• _What to do_
It is required that all of the data be written out exactly.

• _Extracted information_

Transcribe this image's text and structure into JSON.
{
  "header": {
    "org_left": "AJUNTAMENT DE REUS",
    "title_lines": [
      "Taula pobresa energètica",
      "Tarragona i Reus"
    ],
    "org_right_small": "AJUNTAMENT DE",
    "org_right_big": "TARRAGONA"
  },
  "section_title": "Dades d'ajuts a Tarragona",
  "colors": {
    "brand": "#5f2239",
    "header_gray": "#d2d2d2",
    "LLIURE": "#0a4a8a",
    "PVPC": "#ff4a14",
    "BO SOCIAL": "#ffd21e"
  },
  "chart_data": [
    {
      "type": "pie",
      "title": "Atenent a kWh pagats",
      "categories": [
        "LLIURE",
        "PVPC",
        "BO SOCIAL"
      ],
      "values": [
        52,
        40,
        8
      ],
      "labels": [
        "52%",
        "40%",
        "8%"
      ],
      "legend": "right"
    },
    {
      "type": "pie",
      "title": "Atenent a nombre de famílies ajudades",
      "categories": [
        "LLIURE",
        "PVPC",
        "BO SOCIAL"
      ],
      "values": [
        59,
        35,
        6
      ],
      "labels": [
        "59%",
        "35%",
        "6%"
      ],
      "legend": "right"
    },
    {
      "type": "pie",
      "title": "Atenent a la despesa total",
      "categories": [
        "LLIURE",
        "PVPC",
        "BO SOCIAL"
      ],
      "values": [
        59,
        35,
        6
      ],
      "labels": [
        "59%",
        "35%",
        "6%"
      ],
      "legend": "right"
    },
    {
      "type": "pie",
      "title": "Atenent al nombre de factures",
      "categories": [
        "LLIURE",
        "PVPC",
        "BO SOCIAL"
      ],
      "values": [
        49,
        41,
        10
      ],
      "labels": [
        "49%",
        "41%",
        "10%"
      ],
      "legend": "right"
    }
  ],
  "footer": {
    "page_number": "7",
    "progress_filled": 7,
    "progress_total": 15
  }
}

• _Reply to the task_
Transcribe this image's text and structure into JSON.
{
  "header": {
    "org_left": "AJUNTAMENT DE REUS",
    "title_lines": [
      "Taula pobresa energètica",
      "Tarragona i Reus"
    ],
    "org_right_small": "AJUNTAMENT DE",
    "org_right_big": "TARRAGONA"
  },
  "section_title": "Dades d'ajuts a Tarragona",
  "colors": {
    "brand": "#5f2239",
    "header_gray": "#d2d2d2",
    "LLIURE": "#0a4a8a",
    "PVPC": "#ff4a14",
    "BO SOCIAL": "#ffd21e"
  },
  "chart_data": [
    {
      "type": "pie",
      "title": "Atenent a kWh pagats",
      "categories": [
        "LLIURE",
        "PVPC",
        "BO SOCIAL"
      ],
      "values": [
        52,
        40,
        8
      ],
      "labels": [
        "52%",
        "40%",
        "8%"
      ],
      "legend": "right"
    },
    {
      "type": "pie",
      "title": "Atenent a nombre de famílies ajudades",
      "categories": [
        "LLIURE",
        "PVPC",
        "BO SOCIAL"
      ],
      "values": [
        59,
        35,
        6
      ],
      "labels": [
        "59%",
        "35%",
        "6%"
      ],
      "legend": "right"
    },
    {
      "type": "pie",
      "title": "Atenent a la despesa total",
      "categories": [
        "LLIURE",
        "PVPC",
        "BO SOCIAL"
      ],
      "values": [
        59,
        35,
        6
      ],
      "labels": [
        "59%",
        "35%",
        "6%"
      ],
      "legend": "right"
    },
    {
      "type": "pie",
      "title": "Atenent al nombre de factures",
      "categories": [
        "LLIURE",
        "PVPC",
        "BO SOCIAL"
      ],
      "values": [
        49,
        41,
        10
      ],
      "labels": [
        "49%",
        "41%",
        "10%"
      ],
      "legend": "right"
    }
  ],
  "footer": {
    "page_number": "7",
    "progress_filled": 7,
    "progress_total": 15
  }
}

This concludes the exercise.